[Input records]:
************

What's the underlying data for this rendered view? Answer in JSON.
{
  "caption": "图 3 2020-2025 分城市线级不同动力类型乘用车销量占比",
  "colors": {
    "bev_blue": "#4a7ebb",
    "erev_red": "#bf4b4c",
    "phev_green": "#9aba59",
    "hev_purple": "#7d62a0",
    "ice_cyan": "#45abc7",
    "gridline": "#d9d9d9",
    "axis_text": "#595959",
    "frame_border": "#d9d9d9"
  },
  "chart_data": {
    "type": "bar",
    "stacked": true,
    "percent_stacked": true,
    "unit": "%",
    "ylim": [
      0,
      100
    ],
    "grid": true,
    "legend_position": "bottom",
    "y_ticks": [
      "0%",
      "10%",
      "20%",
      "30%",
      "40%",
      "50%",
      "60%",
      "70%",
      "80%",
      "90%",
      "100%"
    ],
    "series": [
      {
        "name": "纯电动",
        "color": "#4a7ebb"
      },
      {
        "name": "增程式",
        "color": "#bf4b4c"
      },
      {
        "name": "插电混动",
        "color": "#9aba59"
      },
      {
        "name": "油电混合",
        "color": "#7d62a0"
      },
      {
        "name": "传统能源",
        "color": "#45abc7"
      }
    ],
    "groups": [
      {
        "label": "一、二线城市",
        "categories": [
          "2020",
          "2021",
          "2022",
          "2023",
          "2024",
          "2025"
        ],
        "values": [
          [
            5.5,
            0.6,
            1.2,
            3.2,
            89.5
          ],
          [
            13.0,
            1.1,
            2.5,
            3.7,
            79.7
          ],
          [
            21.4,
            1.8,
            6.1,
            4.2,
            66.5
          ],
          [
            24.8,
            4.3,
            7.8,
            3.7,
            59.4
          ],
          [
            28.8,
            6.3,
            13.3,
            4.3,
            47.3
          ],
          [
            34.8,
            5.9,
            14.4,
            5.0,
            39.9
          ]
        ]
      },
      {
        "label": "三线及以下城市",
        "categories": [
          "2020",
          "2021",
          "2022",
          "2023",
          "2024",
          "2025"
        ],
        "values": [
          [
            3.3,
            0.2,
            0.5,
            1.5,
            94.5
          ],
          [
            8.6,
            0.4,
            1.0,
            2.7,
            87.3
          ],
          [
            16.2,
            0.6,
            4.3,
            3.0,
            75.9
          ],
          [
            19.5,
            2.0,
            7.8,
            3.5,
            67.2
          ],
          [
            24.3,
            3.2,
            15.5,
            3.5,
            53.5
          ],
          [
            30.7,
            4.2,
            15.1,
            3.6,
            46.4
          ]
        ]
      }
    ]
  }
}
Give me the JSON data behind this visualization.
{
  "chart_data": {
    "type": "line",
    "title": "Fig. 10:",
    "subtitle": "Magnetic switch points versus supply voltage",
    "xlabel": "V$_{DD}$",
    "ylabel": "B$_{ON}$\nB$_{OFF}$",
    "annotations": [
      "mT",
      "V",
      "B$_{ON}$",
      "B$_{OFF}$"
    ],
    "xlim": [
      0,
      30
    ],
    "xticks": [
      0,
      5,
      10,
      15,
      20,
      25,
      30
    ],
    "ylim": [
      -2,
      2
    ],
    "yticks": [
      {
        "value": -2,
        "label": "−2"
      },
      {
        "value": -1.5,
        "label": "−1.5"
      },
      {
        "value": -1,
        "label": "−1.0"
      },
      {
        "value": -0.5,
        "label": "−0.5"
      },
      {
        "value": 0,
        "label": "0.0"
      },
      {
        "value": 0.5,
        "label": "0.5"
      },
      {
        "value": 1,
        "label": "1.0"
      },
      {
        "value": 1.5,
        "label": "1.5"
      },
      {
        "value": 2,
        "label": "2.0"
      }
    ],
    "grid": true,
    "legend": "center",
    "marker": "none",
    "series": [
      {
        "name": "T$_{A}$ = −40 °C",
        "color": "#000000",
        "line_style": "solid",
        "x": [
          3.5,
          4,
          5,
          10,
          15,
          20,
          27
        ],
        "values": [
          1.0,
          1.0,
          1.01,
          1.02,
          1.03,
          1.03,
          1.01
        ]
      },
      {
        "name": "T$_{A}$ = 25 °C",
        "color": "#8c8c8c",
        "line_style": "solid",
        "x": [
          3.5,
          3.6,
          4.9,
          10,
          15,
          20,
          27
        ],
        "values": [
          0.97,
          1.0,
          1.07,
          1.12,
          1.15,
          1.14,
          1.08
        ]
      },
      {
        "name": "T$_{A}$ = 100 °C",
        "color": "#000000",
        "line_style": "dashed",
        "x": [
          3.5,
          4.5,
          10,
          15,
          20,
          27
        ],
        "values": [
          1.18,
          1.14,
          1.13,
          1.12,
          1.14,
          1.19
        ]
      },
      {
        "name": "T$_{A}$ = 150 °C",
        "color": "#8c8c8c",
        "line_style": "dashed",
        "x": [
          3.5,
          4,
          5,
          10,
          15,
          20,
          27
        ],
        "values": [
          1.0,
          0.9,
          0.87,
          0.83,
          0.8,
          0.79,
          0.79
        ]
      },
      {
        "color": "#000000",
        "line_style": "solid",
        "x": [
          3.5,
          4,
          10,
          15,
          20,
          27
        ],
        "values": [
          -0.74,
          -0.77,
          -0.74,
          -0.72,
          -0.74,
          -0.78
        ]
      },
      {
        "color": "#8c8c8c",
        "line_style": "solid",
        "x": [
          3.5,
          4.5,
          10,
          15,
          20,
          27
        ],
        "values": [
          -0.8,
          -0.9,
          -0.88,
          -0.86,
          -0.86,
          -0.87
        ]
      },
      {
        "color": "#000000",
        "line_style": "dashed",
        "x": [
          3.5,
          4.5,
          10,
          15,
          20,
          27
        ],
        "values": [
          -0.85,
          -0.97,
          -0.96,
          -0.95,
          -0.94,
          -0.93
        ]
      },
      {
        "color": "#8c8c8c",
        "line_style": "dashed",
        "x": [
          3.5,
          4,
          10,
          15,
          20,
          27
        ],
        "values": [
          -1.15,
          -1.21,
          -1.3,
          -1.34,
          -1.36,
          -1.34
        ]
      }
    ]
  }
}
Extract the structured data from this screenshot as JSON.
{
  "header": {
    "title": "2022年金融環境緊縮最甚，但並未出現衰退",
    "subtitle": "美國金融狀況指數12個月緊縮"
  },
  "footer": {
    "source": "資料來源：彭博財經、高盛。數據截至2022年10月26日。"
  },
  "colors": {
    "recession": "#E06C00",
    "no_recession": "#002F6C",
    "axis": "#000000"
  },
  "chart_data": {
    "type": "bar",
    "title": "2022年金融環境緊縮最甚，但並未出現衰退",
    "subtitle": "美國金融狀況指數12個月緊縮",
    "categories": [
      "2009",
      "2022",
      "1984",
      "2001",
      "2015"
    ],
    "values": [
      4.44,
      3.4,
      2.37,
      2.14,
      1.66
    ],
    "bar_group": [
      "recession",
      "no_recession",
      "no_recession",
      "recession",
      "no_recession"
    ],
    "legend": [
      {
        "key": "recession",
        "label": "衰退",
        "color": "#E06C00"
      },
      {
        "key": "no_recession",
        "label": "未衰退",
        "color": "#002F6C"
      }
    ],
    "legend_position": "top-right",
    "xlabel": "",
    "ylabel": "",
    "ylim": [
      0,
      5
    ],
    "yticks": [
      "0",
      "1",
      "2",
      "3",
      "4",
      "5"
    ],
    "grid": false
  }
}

************

[Given task]: Count the lines of the listing above that include the word "subtitle" and state the total with nothing else.

[Correct result]: 3